Exercise set:
A. Answer these from the text on the Euclidean theorem:
(i) What other name does the text give for the corollary?
(ii) According to the leg rule, the hypotenuse divided by the leg equals what?
(iii) In the worked example, how long is the hypotenuse AC?
B. Resume the text on the Euclidean theorem, picking up after its final sentence.

Text shown:
■ ■ ■

It’s worth noting that there’s an alternative and equivalent way of looking at these two results. This is the Euclidean leg rule, where again we have a right triangle 𝐴𝐡𝐢 with right angle at 𝐴. And this is projected onto the hypotenuse 𝐢𝐡 to the point 𝐷. And this tells us if the leg and the part are as shown, then the hypotenuse divided by the leg is equal to the leg divided by the part. That is, 𝐡𝐢 over 𝐡𝐴 is equal to 𝐡𝐴 over 𝐡𝐷. And if we multiply both sides by 𝐡𝐴 and 𝐡𝐷, this gives us the first part of our Euclidean theorem: 𝐡𝐢 multiplied by 𝐡𝐷 is 𝐡𝐴 squared.

Now, if we change our leg and part to the triangle 𝐴𝐷𝐢 as opposed to 𝐴𝐷𝐡, again we have hypotenuse over leg is equal to leg over part. That is, 𝐡𝐢 over 𝐢𝐴 is equal to 𝐢𝐴 over 𝐢𝐷. And we have the second part of our Euclidean theorem: 𝐡𝐢 multiplied by 𝐢𝐷 is 𝐢𝐴 squared. And similarly, for our second result, the corollary, also called the altitude rule, if the altitude is the perpendicular height 𝐴𝐷 and the hypotenuse is split into left and right parts, that’s 𝐢𝐷 and 𝐷𝐡, we have left over altitude is equal to altitude over right. And this gives us our corollary 𝐢𝐷 multiplied by 𝐡𝐷 is 𝐴𝐷 squared. And what this tells us is that the altitude or height of the right triangle squared is the product of the lengths of the segments of the hypotenuse when it’s split by the altitude.

So now let’s look at an example of applying the Euclidean theorem to find a missing side length in a right triangle.

Find the length of the line segment 𝐴𝐷.

To find the length 𝐴𝐷, we first note that 𝐷 is the projection of 𝐡 onto 𝐴𝐢 and that the triangle 𝐴𝐡𝐢 is a right triangle at 𝐡. And now recalling the Euclidean theorem, this tells us that 𝐴𝐡 squared is 𝐴𝐷 multiplied by 𝐴𝐢. That is, the side length 𝐴𝐡 squared is the product of the segment 𝐴𝐷 with the length of the hypotenuse 𝐴𝐢. We’re given that 𝐴𝐡 is 34 centimeters and that the hypotenuse 𝐴𝐢 is 40 centimeters. And substituting these values into the Euclidean theorem, this gives us 34 squared is 𝐴𝐷 multiplied by 40. Dividing through by 40 and rearranging, this gives us 𝐴𝐷 is 34 squared over 40, that is, 1156 divided by 40, which is 28.9. The line segment 𝐴𝐷 is therefore 28.9 centimeters.

■ ■ ■

Information supplied:
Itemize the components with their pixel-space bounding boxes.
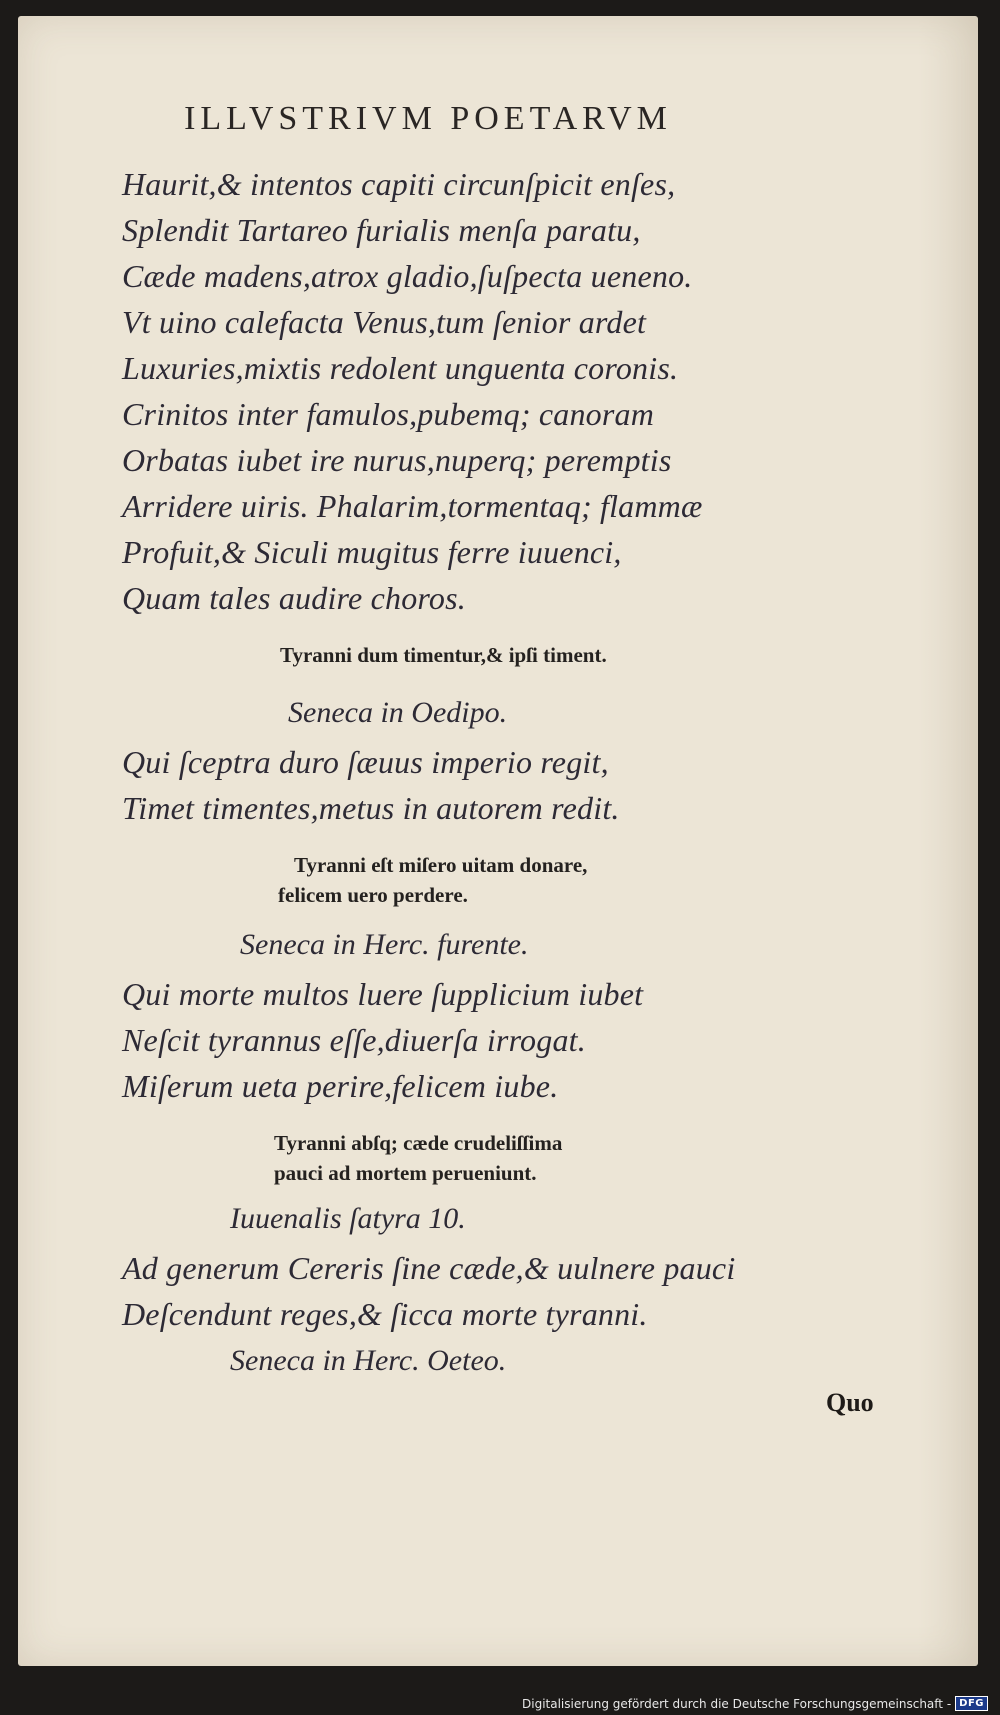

■ ■ ■

Results by task:
A.
(i) The altitude rule.
(ii) The leg divided by the part.
(iii) 40 centimeters.

B.
Let’s now see another example of applying the Euclidean theorem to determine the length of a side in a right triangle.

Determine the length of line segment 𝐴𝐷.

We note that 𝐷 is the projection of 𝐴 onto the line 𝐡𝐢 and that the triangle 𝐴𝐡𝐢 is a right triangle at 𝐴. And we recall that the corollary to the Euclidean theorem, that is, the altitude rule, tells us that 𝐴𝐷 squared is equal to 𝐡𝐷 multiplied by 𝐢𝐷. This tells us that the altitude or height of the right triangle squared is the product of the lengths of the segments of the hypotenuse when it is split by the altitude.

We’re given that the two segments are 2.5 centimeters, that’s 𝐢𝐷, and 6.4 centimeters, that’s 𝐡𝐷. And substituting these values in, we have 𝐴𝐷 squared is 6.4 multiplied by 2.5. This evaluates to 16, so 𝐴𝐷 squared is 16. Now, taking the square root on both sides of the equation, noting that 𝐴𝐷 is a length and so is nonnegative, we get 𝐴𝐷 is the square root of 16, which is four. The length of 𝐴𝐷 is therefore four centimeters.

In our next example, we’ll apply both parts of the Euclidean theorem to determine a missing side length in a right triangle.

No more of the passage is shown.